- _Goal of the exercise_
Of the lines in the records that follow, how many include the word "Celda"? Answer with a bare number.

- _Data for processing_
******************************
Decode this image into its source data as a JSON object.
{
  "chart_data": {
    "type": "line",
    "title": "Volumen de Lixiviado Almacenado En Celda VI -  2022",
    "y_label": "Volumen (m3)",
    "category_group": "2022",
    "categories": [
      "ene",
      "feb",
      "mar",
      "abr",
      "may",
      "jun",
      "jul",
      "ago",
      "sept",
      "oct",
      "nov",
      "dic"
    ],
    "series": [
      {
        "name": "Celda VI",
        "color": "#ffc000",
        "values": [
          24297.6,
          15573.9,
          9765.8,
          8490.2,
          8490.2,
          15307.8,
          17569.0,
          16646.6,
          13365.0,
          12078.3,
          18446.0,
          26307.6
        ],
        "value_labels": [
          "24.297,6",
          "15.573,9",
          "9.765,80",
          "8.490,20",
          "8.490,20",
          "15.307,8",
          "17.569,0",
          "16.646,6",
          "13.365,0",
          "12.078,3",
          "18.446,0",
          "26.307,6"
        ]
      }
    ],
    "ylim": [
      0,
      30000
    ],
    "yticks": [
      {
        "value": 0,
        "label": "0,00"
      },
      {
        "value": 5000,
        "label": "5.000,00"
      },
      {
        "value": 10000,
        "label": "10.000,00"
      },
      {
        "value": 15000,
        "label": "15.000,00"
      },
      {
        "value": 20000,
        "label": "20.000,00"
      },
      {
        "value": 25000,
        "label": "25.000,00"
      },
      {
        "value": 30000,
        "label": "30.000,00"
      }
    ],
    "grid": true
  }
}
******************************
- _Answer to the problem_
2